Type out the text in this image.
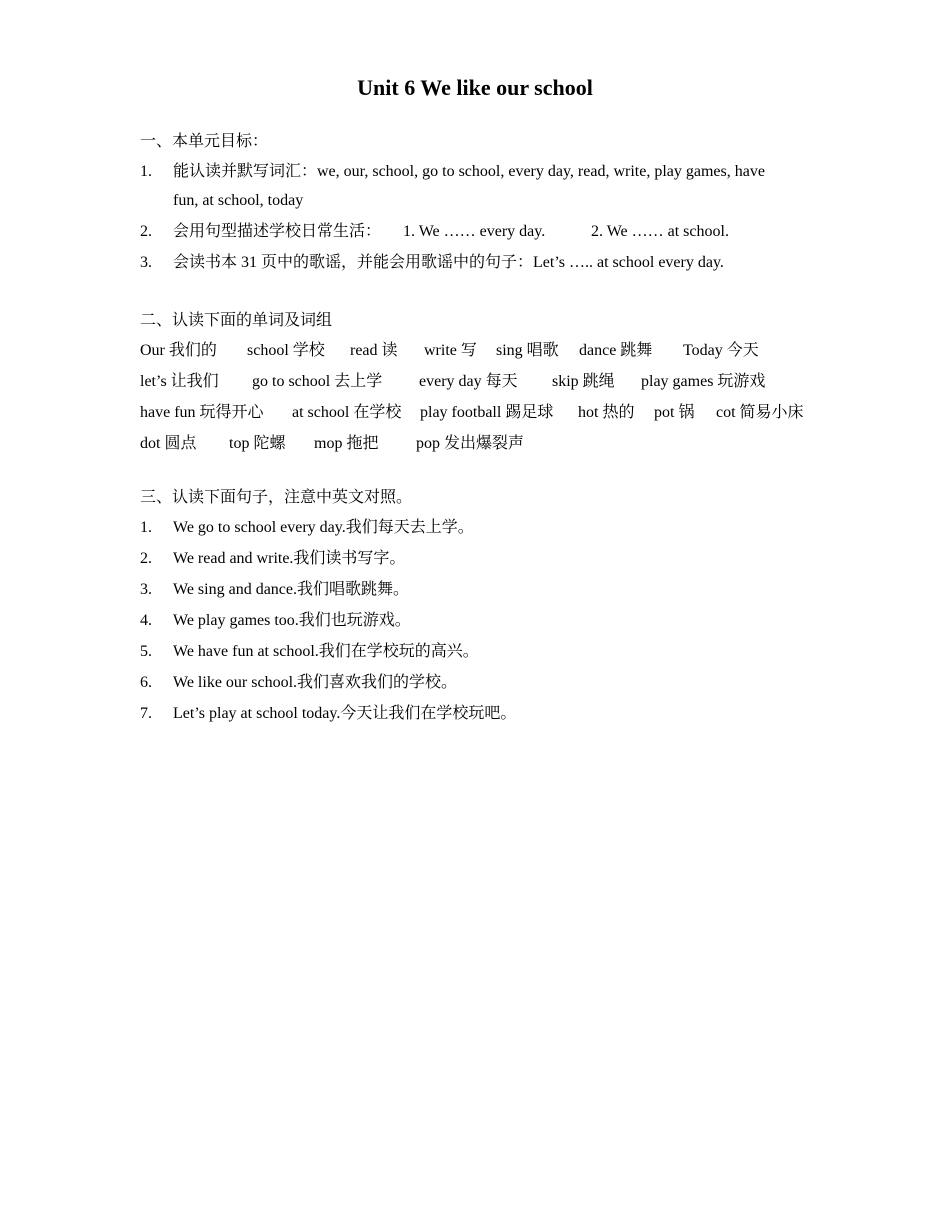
Unit 6 We like our school
一、本单元目标：
1. 能认读并默写词汇：we, our, school, go to school, every day, read, write, play games, have
fun, at school, today
2. 会用句型描述学校日常生活： 1. We …… every day.	2. We …… at school.
3. 会读书本 31 页中的歌谣，并能会用歌谣中的句子：Let’s ….. at school every day.
二、认读下面的单词及词组
Our 我们的 school 学校 read 读 write 写 sing 唱歌 dance 跳舞 Today 今天
let’s 让我们 go to school 去上学 every day 每天 skip 跳绳 play games 玩游戏
have fun 玩得开心 at school 在学校 play football 踢足球 hot 热的 pot 锅 cot 简易小床
dot 圆点 top 陀螺 mop 拖把 pop 发出爆裂声
三、认读下面句子，注意中英文对照。
1. We go to school every day.我们每天去上学。
2. We read and write.我们读书写字。
3. We sing and dance.我们唱歌跳舞。
4. We play games too.我们也玩游戏。
5. We have fun at school.我们在学校玩的高兴。
6. We like our school.我们喜欢我们的学校。
7. Let’s play at school today.今天让我们在学校玩吧。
────────
AIM: Write out all the entries exactly, except for the pictures.

EXPECTED OUTPUT:
Type out the text in this image.
Unit 6 We like our school
一、本单元目标：
1. 能认读并默写词汇：we, our, school, go to school, every day, read, write, play games, have
fun, at school, today
2. 会用句型描述学校日常生活： 1. We …… every day.	2. We …… at school.
3. 会读书本 31 页中的歌谣，并能会用歌谣中的句子：Let’s ….. at school every day.
二、认读下面的单词及词组
Our 我们的 school 学校 read 读 write 写 sing 唱歌 dance 跳舞 Today 今天
let’s 让我们 go to school 去上学 every day 每天 skip 跳绳 play games 玩游戏
have fun 玩得开心 at school 在学校 play football 踢足球 hot 热的 pot 锅 cot 简易小床
dot 圆点 top 陀螺 mop 拖把 pop 发出爆裂声
三、认读下面句子，注意中英文对照。
1. We go to school every day.我们每天去上学。
2. We read and write.我们读书写字。
3. We sing and dance.我们唱歌跳舞。
4. We play games too.我们也玩游戏。
5. We have fun at school.我们在学校玩的高兴。
6. We like our school.我们喜欢我们的学校。
7. Let’s play at school today.今天让我们在学校玩吧。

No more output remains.